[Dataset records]
>> START

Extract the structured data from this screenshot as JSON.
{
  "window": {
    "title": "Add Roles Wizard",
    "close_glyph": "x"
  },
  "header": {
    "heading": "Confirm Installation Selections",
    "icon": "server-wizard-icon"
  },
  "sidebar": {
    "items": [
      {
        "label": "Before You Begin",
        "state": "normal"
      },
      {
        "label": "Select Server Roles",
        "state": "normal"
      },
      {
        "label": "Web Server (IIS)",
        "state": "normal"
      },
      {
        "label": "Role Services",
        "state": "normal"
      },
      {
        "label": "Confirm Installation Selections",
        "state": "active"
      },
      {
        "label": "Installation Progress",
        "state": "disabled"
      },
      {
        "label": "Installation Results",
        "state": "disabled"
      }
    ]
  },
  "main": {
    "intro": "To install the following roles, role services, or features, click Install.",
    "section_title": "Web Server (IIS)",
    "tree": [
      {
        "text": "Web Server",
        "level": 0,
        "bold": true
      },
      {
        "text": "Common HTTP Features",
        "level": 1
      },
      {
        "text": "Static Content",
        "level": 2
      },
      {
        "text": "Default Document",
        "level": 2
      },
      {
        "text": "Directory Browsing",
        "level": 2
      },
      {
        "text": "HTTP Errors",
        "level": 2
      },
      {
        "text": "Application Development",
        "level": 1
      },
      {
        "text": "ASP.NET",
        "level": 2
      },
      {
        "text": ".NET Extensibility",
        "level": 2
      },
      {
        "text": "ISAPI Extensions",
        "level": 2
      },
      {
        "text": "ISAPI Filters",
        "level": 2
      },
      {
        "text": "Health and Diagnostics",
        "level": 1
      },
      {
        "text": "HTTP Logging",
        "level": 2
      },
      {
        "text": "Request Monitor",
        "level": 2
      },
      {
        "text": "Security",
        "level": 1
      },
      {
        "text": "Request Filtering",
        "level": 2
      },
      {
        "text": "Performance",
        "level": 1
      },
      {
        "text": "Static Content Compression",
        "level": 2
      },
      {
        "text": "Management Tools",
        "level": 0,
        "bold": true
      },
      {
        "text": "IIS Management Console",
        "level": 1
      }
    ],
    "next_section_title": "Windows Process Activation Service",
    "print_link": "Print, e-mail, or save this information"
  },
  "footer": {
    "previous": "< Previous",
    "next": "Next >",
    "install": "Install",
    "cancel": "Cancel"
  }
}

>> END

> _TASK GOAL_
All of the entries need to be reproduced exactly; please write them out.

> _RESULT OF THE EXERCISE_
Extract the structured data from this screenshot as JSON.
{
  "window": {
    "title": "Add Roles Wizard",
    "close_glyph": "x"
  },
  "header": {
    "heading": "Confirm Installation Selections",
    "icon": "server-wizard-icon"
  },
  "sidebar": {
    "items": [
      {
        "label": "Before You Begin",
        "state": "normal"
      },
      {
        "label": "Select Server Roles",
        "state": "normal"
      },
      {
        "label": "Web Server (IIS)",
        "state": "normal"
      },
      {
        "label": "Role Services",
        "state": "normal"
      },
      {
        "label": "Confirm Installation Selections",
        "state": "active"
      },
      {
        "label": "Installation Progress",
        "state": "disabled"
      },
      {
        "label": "Installation Results",
        "state": "disabled"
      }
    ]
  },
  "main": {
    "intro": "To install the following roles, role services, or features, click Install.",
    "section_title": "Web Server (IIS)",
    "tree": [
      {
        "text": "Web Server",
        "level": 0,
        "bold": true
      },
      {
        "text": "Common HTTP Features",
        "level": 1
      },
      {
        "text": "Static Content",
        "level": 2
      },
      {
        "text": "Default Document",
        "level": 2
      },
      {
        "text": "Directory Browsing",
        "level": 2
      },
      {
        "text": "HTTP Errors",
        "level": 2
      },
      {
        "text": "Application Development",
        "level": 1
      },
      {
        "text": "ASP.NET",
        "level": 2
      },
      {
        "text": ".NET Extensibility",
        "level": 2
      },
      {
        "text": "ISAPI Extensions",
        "level": 2
      },
      {
        "text": "ISAPI Filters",
        "level": 2
      },
      {
        "text": "Health and Diagnostics",
        "level": 1
      },
      {
        "text": "HTTP Logging",
        "level": 2
      },
      {
        "text": "Request Monitor",
        "level": 2
      },
      {
        "text": "Security",
        "level": 1
      },
      {
        "text": "Request Filtering",
        "level": 2
      },
      {
        "text": "Performance",
        "level": 1
      },
      {
        "text": "Static Content Compression",
        "level": 2
      },
      {
        "text": "Management Tools",
        "level": 0,
        "bold": true
      },
      {
        "text": "IIS Management Console",
        "level": 1
      }
    ],
    "next_section_title": "Windows Process Activation Service",
    "print_link": "Print, e-mail, or save this information"
  },
  "footer": {
    "previous": "< Previous",
    "next": "Next >",
    "install": "Install",
    "cancel": "Cancel"
  }
}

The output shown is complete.